YOUR TASK:
Within the listing below, locate all lines containing the word "wiggle". Copy each one.

DATA FOR THIS EXERCISE:
= = = = = = =

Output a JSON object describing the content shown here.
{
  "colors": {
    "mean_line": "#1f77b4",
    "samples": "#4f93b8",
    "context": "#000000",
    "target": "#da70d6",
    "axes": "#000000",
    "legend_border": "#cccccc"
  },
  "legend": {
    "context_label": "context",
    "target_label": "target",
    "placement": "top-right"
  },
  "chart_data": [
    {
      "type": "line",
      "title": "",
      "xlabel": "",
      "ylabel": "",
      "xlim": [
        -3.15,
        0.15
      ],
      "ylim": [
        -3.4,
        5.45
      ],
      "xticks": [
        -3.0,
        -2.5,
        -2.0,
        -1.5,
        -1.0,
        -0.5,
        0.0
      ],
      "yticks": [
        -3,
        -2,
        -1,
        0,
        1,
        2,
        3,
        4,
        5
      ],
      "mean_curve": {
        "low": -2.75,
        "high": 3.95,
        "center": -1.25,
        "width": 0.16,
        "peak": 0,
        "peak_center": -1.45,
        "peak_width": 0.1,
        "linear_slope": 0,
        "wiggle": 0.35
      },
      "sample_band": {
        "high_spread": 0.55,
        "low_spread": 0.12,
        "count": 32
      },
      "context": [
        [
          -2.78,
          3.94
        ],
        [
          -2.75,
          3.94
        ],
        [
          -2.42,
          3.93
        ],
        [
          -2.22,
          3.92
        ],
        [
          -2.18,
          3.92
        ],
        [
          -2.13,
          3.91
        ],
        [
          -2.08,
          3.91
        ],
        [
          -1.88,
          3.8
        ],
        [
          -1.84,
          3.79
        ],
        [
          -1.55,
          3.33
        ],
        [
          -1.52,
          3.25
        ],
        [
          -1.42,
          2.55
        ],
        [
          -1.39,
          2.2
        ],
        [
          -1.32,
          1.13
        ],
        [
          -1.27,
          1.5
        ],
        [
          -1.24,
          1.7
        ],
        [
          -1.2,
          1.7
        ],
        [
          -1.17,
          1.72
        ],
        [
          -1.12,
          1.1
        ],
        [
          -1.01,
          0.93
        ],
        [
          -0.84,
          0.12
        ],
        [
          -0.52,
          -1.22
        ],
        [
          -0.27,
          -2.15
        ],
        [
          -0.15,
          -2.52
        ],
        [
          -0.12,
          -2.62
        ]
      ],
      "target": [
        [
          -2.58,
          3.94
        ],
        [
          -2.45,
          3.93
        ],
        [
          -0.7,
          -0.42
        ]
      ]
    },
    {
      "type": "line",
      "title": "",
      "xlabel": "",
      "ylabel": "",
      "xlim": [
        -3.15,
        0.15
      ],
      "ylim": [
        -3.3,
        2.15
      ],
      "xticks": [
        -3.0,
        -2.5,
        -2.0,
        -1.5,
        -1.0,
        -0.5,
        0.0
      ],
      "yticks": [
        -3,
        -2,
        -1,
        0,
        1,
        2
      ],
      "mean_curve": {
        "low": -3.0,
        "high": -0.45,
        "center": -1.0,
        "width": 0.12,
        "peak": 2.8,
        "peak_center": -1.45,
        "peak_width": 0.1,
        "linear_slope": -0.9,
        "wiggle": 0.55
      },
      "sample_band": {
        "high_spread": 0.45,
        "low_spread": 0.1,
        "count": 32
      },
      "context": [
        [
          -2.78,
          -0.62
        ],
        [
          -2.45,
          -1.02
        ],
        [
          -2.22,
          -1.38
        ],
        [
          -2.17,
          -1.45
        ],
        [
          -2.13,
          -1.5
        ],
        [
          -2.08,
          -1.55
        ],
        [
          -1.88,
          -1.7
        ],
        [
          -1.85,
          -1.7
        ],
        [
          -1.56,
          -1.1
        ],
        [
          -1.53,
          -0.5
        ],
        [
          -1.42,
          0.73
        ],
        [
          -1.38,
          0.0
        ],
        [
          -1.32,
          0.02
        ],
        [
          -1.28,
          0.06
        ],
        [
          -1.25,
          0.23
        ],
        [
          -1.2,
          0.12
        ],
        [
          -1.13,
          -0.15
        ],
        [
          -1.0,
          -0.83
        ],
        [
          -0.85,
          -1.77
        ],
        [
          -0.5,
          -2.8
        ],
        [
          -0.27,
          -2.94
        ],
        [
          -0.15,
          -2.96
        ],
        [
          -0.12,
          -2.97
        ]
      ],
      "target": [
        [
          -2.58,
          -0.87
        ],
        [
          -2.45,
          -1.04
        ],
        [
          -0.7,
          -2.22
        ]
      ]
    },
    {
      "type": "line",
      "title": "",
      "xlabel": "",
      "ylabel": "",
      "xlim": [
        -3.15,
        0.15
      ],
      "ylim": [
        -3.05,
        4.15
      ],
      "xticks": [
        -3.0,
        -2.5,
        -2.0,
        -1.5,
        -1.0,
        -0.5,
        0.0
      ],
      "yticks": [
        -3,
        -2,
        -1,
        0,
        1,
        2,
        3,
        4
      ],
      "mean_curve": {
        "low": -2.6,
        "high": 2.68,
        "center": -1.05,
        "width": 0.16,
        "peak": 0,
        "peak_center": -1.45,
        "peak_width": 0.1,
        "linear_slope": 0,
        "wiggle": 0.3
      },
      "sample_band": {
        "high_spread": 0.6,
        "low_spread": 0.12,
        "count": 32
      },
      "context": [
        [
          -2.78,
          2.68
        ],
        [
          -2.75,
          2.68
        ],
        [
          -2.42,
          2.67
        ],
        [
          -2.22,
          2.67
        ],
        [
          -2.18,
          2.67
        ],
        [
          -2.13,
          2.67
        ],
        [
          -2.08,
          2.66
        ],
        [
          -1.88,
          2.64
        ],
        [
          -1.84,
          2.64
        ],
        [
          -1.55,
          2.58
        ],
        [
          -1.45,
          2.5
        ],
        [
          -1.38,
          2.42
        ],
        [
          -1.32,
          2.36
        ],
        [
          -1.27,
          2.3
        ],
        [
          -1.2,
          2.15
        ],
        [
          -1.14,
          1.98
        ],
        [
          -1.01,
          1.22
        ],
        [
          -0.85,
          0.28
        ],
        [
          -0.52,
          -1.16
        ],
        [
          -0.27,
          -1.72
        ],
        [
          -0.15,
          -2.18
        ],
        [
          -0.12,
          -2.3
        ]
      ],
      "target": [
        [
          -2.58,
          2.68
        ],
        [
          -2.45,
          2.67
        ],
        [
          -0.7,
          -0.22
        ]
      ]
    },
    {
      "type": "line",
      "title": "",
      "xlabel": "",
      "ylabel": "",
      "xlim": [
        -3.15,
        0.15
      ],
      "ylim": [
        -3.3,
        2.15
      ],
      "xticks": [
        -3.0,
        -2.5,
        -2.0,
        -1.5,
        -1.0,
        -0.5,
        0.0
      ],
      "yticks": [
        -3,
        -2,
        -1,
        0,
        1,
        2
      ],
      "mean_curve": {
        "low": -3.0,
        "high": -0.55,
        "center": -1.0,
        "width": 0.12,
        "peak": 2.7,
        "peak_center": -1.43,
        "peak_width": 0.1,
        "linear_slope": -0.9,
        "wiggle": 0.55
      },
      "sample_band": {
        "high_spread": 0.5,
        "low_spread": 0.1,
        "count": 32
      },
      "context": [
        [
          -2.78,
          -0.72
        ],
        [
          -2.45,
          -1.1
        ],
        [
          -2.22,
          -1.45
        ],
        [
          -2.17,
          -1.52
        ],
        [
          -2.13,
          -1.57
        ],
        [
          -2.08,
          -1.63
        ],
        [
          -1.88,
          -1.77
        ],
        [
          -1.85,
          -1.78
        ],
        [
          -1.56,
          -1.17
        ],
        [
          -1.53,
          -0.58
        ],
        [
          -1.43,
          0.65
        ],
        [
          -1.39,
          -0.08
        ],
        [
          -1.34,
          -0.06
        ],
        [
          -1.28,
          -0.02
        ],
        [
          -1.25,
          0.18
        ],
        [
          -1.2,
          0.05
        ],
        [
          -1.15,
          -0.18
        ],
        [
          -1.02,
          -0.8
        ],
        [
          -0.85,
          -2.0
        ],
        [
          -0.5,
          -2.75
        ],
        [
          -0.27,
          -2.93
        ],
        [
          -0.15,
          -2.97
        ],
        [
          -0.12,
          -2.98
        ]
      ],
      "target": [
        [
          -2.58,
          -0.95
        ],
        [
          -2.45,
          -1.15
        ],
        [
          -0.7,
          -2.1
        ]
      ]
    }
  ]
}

= = = = = = =

ANSWER TO THIS TASK:
        "wiggle": 0.35
        "wiggle": 0.55
        "wiggle": 0.3
        "wiggle": 0.55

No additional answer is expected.